### WORK TO BE COMPLETED
State how many lines of the data contain the word "program", and write nothing besides the number.

### SUPPLIED MATERIAL
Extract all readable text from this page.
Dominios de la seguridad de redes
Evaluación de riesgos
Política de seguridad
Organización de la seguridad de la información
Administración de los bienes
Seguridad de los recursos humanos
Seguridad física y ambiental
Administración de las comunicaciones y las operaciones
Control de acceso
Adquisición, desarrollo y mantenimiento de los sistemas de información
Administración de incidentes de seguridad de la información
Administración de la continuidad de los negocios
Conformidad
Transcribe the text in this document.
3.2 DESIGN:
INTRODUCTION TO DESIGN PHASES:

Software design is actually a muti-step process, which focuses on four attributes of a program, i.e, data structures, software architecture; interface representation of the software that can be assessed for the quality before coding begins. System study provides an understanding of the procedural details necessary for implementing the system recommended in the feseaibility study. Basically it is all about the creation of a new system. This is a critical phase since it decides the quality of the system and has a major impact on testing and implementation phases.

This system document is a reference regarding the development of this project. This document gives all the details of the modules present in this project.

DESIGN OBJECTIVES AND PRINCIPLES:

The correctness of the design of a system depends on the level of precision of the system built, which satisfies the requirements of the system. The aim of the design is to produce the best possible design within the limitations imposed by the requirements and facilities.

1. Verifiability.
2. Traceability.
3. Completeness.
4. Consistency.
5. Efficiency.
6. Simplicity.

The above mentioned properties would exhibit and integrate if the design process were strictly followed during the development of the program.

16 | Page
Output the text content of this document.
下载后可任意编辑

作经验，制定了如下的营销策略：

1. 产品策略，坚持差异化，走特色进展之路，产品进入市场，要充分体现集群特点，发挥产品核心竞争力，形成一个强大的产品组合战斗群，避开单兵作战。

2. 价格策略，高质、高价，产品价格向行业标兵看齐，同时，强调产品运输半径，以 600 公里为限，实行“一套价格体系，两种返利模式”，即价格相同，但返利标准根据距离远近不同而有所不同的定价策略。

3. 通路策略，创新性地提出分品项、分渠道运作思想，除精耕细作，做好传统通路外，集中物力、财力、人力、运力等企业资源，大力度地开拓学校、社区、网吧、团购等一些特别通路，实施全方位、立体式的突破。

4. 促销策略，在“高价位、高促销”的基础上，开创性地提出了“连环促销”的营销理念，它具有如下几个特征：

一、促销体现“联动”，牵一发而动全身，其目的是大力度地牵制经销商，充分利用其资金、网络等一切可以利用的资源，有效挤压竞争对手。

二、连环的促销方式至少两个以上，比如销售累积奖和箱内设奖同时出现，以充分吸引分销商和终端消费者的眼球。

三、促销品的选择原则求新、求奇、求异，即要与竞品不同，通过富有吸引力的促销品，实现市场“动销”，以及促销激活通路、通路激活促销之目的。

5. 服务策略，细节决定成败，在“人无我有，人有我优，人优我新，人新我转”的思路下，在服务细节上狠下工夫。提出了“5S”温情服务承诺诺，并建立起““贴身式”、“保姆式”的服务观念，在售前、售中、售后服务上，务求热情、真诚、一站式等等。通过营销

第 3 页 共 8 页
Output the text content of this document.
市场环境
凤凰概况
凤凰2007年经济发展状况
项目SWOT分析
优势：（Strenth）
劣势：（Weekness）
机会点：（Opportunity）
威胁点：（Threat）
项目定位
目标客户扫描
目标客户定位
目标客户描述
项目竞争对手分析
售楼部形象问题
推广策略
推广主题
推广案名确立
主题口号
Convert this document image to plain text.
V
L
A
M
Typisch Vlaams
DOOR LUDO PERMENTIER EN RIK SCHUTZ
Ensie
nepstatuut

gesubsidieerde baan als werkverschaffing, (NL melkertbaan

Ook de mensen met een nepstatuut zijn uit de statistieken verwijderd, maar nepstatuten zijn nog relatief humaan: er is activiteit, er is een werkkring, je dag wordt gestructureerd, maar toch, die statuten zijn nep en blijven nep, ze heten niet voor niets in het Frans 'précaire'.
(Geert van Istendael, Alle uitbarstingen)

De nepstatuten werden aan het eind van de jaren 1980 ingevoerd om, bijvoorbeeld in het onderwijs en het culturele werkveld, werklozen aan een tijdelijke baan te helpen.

### THE COMPLETED TASK
2